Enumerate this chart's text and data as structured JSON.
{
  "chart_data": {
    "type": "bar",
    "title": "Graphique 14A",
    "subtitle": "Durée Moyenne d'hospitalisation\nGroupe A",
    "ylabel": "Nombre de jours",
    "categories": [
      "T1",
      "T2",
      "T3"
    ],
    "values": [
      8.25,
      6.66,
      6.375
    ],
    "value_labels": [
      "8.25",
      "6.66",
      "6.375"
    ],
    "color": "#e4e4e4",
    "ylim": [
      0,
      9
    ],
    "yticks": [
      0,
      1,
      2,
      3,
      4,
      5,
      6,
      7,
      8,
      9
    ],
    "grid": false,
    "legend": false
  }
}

» **PROBLEM**
Transcribe the data above in full, exactly.

» **ANSWER IN FULL**
Enumerate this chart's text and data as structured JSON.
{
  "chart_data": {
    "type": "bar",
    "title": "Graphique 14A",
    "subtitle": "Durée Moyenne d'hospitalisation\nGroupe A",
    "ylabel": "Nombre de jours",
    "categories": [
      "T1",
      "T2",
      "T3"
    ],
    "values": [
      8.25,
      6.66,
      6.375
    ],
    "value_labels": [
      "8.25",
      "6.66",
      "6.375"
    ],
    "color": "#e4e4e4",
    "ylim": [
      0,
      9
    ],
    "yticks": [
      0,
      1,
      2,
      3,
      4,
      5,
      6,
      7,
      8,
      9
    ],
    "grid": false,
    "legend": false
  }
}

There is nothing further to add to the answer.